[BEGIN Records shown]
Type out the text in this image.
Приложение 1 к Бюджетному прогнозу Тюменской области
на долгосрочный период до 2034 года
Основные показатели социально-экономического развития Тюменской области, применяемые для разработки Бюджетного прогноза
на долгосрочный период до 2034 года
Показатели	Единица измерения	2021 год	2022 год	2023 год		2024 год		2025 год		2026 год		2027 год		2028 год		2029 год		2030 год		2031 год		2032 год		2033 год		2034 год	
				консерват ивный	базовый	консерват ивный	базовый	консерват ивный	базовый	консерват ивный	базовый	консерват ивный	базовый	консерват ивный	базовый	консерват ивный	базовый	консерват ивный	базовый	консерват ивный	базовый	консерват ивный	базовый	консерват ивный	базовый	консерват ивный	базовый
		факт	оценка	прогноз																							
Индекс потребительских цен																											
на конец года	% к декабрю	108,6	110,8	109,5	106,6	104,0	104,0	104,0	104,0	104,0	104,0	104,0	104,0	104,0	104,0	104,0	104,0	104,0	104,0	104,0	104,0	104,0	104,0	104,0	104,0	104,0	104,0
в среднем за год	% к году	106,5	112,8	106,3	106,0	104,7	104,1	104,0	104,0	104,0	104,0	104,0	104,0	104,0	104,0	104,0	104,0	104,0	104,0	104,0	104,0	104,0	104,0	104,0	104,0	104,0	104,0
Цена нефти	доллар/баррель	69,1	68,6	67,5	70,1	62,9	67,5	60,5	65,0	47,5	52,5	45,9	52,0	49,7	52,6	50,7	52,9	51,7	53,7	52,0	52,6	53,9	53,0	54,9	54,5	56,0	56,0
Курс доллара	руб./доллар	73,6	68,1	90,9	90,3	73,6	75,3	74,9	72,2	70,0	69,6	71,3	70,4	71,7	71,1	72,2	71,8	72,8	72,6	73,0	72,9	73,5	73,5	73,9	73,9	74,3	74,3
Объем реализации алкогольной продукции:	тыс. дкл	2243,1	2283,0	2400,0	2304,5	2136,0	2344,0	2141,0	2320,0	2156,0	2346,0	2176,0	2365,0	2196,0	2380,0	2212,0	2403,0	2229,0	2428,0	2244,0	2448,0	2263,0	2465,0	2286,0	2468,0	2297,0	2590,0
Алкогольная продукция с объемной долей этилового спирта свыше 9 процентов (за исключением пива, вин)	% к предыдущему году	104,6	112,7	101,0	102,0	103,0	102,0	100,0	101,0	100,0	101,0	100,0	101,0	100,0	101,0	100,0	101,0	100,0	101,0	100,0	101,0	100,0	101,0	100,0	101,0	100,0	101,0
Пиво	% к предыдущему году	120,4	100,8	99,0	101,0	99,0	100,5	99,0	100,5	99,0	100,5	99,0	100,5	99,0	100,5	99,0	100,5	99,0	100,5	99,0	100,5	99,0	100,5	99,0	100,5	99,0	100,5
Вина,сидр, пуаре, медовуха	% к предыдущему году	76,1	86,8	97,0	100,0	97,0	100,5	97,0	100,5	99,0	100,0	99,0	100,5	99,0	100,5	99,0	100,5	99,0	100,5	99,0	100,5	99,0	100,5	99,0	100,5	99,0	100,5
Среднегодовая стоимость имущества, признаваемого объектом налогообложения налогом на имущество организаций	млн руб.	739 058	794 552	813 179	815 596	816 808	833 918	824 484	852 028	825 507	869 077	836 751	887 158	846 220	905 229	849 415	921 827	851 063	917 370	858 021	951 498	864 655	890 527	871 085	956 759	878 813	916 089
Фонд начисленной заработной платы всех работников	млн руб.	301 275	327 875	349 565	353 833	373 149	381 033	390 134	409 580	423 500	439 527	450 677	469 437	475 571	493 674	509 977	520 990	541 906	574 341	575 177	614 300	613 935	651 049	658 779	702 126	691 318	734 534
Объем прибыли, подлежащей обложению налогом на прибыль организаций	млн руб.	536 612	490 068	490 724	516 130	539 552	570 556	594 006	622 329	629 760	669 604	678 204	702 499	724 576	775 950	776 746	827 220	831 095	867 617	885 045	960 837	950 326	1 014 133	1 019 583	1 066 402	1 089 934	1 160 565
[END Records shown]
Brief: Isolate the lines that hold the word "доллар" and copy all of them.

Answer for the task:
Цена нефти	доллар/баррель	69,1	68,6	67,5	70,1	62,9	67,5	60,5	65,0	47,5	52,5	45,9	52,0	49,7	52,6	50,7	52,9	51,7	53,7	52,0	52,6	53,9	53,0	54,9	54,5	56,0	56,0
Курс доллара	руб./доллар	73,6	68,1	90,9	90,3	73,6	75,3	74,9	72,2	70,0	69,6	71,3	70,4	71,7	71,1	72,2	71,8	72,8	72,6	73,0	72,9	73,5	73,5	73,9	73,9	74,3	74,3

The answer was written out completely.